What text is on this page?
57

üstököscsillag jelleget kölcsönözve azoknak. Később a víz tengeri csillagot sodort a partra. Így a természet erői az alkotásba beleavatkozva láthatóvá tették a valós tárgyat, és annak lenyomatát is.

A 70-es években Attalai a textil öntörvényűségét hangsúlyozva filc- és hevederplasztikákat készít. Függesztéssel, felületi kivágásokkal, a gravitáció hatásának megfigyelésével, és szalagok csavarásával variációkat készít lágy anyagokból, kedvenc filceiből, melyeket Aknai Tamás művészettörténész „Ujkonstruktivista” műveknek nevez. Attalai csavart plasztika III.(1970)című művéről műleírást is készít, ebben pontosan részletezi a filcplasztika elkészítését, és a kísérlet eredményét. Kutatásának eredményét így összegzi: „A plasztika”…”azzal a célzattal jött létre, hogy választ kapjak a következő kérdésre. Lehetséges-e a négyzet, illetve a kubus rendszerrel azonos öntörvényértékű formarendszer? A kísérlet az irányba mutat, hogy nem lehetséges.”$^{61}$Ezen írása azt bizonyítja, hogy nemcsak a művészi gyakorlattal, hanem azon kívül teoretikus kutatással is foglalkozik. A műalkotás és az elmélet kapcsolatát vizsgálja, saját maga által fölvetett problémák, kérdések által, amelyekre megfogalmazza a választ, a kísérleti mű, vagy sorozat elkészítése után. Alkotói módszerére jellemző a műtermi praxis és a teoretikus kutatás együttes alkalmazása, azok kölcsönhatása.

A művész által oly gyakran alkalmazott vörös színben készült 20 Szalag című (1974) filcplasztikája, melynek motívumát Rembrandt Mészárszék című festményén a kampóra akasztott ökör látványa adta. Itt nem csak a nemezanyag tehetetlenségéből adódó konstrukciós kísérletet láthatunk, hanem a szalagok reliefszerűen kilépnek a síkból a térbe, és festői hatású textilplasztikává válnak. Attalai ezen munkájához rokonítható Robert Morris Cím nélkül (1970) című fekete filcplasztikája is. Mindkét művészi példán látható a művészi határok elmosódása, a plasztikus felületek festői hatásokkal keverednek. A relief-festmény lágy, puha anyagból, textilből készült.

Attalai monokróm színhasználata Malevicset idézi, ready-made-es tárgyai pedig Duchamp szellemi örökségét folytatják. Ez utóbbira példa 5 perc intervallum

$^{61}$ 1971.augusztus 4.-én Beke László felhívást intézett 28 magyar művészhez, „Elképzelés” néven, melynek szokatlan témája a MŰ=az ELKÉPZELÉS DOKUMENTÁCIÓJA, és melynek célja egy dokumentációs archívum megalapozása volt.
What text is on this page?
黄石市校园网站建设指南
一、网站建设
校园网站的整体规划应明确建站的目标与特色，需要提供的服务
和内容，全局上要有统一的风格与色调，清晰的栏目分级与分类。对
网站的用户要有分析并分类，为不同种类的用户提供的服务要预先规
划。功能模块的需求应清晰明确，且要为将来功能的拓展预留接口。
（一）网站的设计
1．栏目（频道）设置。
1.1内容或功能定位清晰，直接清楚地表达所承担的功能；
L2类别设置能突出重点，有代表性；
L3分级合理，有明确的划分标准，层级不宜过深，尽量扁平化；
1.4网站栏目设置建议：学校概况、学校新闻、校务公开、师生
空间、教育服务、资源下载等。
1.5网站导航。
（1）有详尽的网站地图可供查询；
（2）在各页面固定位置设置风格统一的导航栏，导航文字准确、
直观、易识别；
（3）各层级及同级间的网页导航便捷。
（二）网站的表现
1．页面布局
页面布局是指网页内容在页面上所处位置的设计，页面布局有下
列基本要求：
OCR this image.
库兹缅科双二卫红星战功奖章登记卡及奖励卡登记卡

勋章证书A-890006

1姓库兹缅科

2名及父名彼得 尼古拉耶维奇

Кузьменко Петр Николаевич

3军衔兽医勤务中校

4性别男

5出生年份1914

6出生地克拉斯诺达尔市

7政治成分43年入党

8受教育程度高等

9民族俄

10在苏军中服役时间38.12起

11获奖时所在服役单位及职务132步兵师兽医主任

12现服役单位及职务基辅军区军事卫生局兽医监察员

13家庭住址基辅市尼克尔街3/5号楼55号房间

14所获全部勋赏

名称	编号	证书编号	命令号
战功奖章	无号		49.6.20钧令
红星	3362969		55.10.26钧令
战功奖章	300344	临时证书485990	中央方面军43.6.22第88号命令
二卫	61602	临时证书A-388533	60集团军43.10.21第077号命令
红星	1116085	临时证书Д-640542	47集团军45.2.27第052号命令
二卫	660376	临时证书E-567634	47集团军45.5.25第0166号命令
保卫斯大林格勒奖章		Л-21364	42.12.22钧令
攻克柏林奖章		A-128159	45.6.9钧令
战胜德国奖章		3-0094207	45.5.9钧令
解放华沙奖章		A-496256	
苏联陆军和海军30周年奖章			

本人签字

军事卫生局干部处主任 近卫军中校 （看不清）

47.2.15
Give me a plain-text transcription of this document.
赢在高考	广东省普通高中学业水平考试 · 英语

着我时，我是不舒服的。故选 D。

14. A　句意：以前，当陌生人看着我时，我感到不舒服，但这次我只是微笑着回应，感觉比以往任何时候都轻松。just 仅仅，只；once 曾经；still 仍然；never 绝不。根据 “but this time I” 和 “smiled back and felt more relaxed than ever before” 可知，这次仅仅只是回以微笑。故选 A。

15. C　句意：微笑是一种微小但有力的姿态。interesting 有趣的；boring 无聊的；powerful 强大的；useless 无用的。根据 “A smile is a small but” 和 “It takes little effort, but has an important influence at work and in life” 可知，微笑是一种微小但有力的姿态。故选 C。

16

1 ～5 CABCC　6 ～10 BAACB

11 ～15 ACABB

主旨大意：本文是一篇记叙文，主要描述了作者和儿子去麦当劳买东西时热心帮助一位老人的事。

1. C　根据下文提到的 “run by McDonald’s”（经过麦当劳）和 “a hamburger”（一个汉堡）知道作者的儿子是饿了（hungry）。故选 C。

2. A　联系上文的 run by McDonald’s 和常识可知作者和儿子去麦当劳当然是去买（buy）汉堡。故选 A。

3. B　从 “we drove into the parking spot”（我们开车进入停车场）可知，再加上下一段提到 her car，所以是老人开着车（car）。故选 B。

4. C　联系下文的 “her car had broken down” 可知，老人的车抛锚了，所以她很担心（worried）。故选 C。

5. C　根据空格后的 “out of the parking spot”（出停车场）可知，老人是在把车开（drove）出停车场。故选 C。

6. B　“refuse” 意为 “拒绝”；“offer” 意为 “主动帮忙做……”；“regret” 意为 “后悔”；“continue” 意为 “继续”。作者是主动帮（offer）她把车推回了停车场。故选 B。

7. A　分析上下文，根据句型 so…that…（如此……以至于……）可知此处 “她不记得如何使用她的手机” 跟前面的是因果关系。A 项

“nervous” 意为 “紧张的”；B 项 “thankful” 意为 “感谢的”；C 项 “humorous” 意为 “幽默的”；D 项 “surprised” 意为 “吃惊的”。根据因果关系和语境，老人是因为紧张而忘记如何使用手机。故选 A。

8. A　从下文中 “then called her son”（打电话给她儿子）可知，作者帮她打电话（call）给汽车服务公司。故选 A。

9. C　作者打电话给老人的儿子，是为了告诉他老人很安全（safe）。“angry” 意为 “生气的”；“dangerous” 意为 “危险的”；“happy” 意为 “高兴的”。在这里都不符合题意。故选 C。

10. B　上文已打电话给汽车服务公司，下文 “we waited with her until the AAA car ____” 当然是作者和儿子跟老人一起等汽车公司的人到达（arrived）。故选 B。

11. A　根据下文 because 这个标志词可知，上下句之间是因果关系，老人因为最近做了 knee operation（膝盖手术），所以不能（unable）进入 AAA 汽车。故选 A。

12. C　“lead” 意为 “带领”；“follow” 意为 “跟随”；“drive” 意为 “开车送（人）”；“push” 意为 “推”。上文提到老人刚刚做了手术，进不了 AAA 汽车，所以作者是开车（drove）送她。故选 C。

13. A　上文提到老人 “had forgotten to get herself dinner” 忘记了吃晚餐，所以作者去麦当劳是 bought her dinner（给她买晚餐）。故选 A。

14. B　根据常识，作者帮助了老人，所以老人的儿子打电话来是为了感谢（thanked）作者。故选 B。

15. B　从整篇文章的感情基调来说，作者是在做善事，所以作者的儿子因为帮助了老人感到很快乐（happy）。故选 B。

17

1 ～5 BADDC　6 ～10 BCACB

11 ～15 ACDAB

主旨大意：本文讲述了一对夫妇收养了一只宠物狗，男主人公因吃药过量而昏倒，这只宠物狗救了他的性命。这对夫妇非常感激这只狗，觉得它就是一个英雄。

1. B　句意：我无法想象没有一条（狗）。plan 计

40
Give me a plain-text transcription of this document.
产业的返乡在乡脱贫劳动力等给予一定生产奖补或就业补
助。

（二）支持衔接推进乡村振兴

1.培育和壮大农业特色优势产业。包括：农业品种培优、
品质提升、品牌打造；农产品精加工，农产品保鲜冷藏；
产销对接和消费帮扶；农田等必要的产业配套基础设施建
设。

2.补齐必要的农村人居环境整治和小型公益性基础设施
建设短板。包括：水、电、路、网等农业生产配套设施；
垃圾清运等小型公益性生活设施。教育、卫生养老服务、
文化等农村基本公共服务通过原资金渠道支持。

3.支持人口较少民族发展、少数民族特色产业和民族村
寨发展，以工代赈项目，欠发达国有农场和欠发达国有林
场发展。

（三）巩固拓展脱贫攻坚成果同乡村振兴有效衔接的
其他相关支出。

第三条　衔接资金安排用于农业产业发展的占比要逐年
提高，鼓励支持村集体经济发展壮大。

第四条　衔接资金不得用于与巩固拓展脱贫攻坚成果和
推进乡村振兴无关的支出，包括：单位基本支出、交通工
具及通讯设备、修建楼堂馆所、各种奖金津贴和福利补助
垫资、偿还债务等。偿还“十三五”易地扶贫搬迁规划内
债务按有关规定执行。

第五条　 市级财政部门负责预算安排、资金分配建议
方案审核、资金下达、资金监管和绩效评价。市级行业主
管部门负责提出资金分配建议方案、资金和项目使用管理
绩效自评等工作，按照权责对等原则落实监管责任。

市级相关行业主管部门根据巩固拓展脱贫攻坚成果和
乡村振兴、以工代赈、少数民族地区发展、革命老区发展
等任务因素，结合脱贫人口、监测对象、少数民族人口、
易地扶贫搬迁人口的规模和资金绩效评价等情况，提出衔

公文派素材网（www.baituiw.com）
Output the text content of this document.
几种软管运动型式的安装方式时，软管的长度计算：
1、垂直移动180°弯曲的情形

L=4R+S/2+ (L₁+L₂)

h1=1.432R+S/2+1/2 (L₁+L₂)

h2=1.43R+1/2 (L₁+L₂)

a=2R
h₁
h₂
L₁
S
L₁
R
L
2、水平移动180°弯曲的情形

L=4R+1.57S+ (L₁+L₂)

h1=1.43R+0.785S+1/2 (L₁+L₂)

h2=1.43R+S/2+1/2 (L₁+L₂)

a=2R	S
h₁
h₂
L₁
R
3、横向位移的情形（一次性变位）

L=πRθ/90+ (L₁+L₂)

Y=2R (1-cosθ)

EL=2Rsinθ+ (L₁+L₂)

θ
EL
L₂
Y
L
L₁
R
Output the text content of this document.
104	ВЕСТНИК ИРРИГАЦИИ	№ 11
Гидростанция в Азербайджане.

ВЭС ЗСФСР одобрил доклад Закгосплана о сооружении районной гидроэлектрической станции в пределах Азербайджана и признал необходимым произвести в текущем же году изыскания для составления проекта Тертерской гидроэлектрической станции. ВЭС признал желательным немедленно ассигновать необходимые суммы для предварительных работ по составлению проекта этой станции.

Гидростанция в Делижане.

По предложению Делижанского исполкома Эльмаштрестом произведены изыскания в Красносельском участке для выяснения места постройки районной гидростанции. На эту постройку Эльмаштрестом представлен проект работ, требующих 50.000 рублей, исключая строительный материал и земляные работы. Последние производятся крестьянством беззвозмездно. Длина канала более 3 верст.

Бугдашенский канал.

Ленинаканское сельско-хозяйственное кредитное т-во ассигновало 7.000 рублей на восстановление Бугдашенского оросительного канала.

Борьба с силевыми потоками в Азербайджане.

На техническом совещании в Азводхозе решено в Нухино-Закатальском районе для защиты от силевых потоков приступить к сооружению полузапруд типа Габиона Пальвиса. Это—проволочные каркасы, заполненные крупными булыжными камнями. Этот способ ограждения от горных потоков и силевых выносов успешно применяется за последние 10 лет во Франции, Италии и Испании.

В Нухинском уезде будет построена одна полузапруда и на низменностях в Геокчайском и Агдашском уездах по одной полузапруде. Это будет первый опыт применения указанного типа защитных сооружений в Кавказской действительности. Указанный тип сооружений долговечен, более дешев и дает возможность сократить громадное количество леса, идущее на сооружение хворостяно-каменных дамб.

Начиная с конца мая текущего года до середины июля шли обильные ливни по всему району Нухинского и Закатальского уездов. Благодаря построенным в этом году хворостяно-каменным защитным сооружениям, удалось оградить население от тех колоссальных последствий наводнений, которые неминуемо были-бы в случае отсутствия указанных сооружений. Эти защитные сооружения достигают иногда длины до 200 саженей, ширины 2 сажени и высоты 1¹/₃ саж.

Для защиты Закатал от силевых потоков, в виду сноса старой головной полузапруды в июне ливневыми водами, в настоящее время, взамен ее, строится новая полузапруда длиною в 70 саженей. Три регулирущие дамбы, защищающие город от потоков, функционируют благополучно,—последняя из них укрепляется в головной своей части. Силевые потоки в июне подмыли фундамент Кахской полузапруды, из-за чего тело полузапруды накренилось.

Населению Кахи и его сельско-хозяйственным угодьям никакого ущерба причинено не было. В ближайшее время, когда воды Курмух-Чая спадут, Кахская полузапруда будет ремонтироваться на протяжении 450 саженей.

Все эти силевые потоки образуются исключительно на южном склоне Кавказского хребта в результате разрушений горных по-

= = = = =

*TASK TO CARRY OUT:*
Say how many lines have the string "защиты" in them, offering no words beyond the number.

*ANSWER TO THE EXERCISE:*
2